_What you have to do_. Assemble all lines in which the string "ранее" appears.

_Given records_.

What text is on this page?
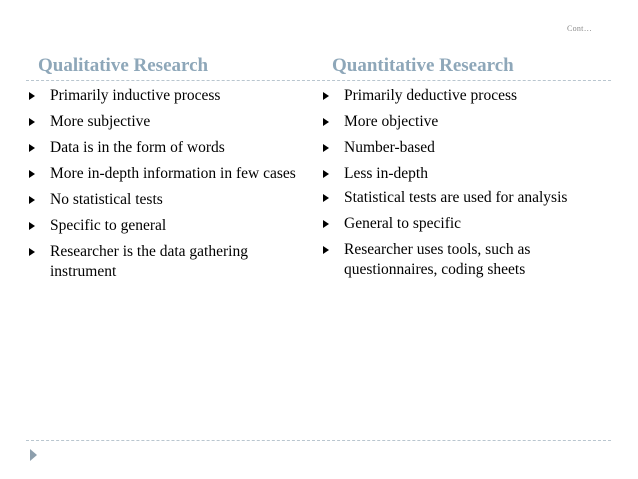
Cont…
Qualitative Research
Primarily inductive process
More subjective
Data is in the form of words
More in-depth information in few cases
No statistical tests
Specific to general
Researcher is the data gathering instrument
Quantitative Research
Primarily deductive process
More objective
Number-based
Less in-depth
Statistical tests are used for analysis
General to specific
Researcher uses tools, such as questionnaires, coding sheets
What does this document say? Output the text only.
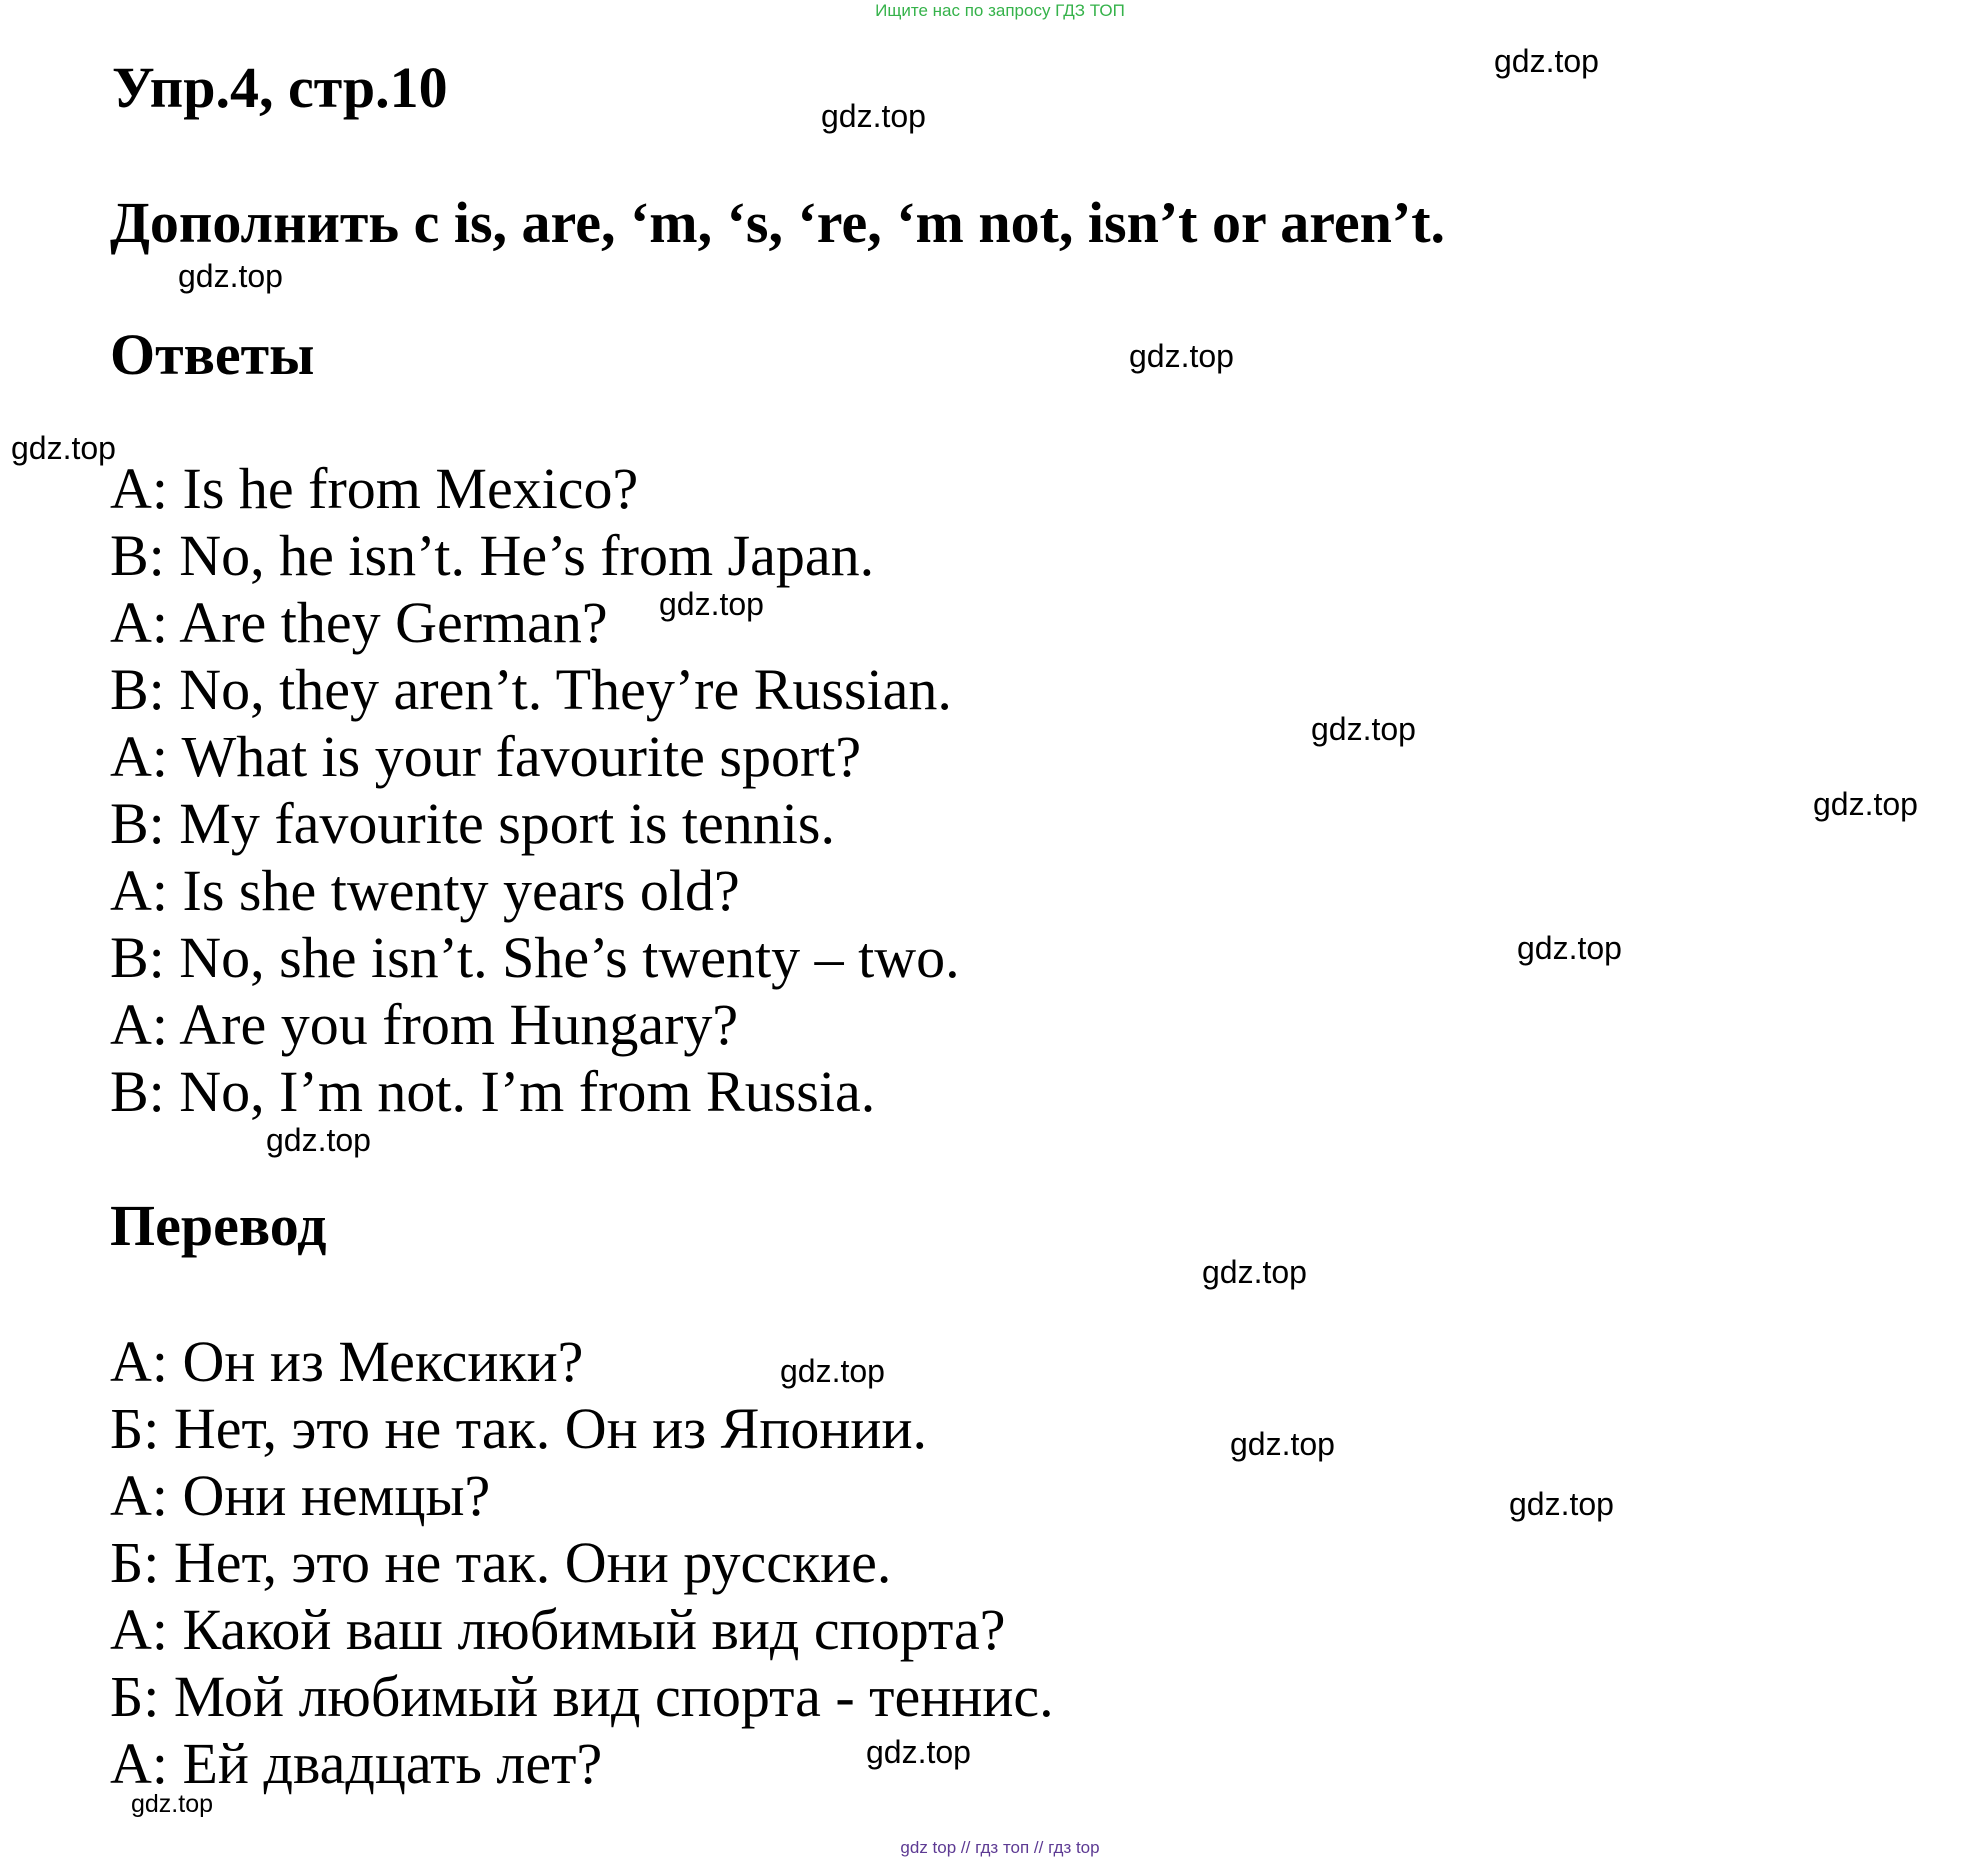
Ищите нас по запросу ГДЗ ТОП
Упр.4, стр.10
Дополнить с is, are, ‘m, ‘s, ‘re, ‘m not, isn’t or aren’t.
Ответы
A: Is he from Mexico?
B: No, he isn’t. He’s from Japan.
A: Are they German?
B: No, they aren’t. They’re Russian.
A: What is your favourite sport?
B: My favourite sport is tennis.
A: Is she twenty years old?
B: No, she isn’t. She’s twenty – two.
A: Are you from Hungary?
B: No, I’m not. I’m from Russia.
Перевод
А: Он из Мексики?
Б: Нет, это не так. Он из Японии.
А: Они немцы?
Б: Нет, это не так. Они русские.
А: Какой ваш любимый вид спорта?
Б: Мой любимый вид спорта - теннис.
А: Ей двадцать лет?
gdz.top
gdz.top
gdz.top
gdz.top
gdz.top
gdz.top
gdz.top
gdz.top
gdz.top
gdz.top
gdz.top
gdz.top
gdz.top
gdz.top
gdz.top
gdz.top
gdz top // гдз топ // гдз top
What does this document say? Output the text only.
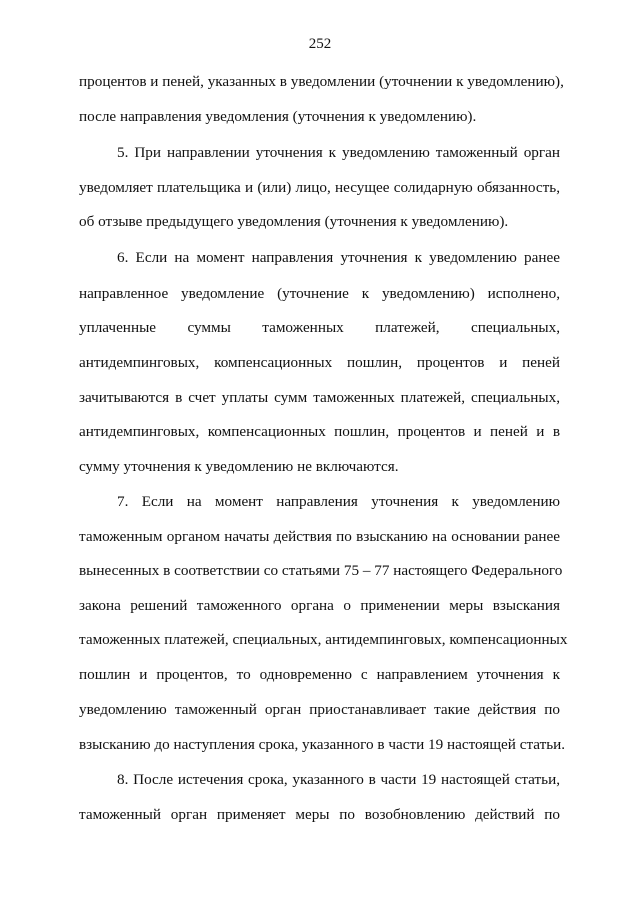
252
процентов и пеней, указанных в уведомлении (уточнении к уведомлению),
после направления уведомления (уточнения к уведомлению).
5. При направлении уточнения к уведомлению таможенный орган
уведомляет плательщика и (или) лицо, несущее солидарную обязанность,
об отзыве предыдущего уведомления (уточнения к уведомлению).
6. Если на момент направления уточнения к уведомлению ранее
направленное уведомление (уточнение к уведомлению) исполнено,
уплаченные суммы таможенных платежей, специальных,
антидемпинговых, компенсационных пошлин, процентов и пеней
зачитываются в счет уплаты сумм таможенных платежей, специальных,
антидемпинговых, компенсационных пошлин, процентов и пеней и в
сумму уточнения к уведомлению не включаются.
7. Если на момент направления уточнения к уведомлению
таможенным органом начаты действия по взысканию на основании ранее
вынесенных в соответствии со статьями 75 – 77 настоящего Федерального
закона решений таможенного органа о применении меры взыскания
таможенных платежей, специальных, антидемпинговых, компенсационных
пошлин и процентов, то одновременно с направлением уточнения к
уведомлению таможенный орган приостанавливает такие действия по
взысканию до наступления срока, указанного в части 19 настоящей статьи.
8. После истечения срока, указанного в части 19 настоящей статьи,
таможенный орган применяет меры по возобновлению действий по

_Problem solution_.
6. Если на момент направления уточнения к уведомлению ранее
таможенным органом начаты действия по взысканию на основании ранее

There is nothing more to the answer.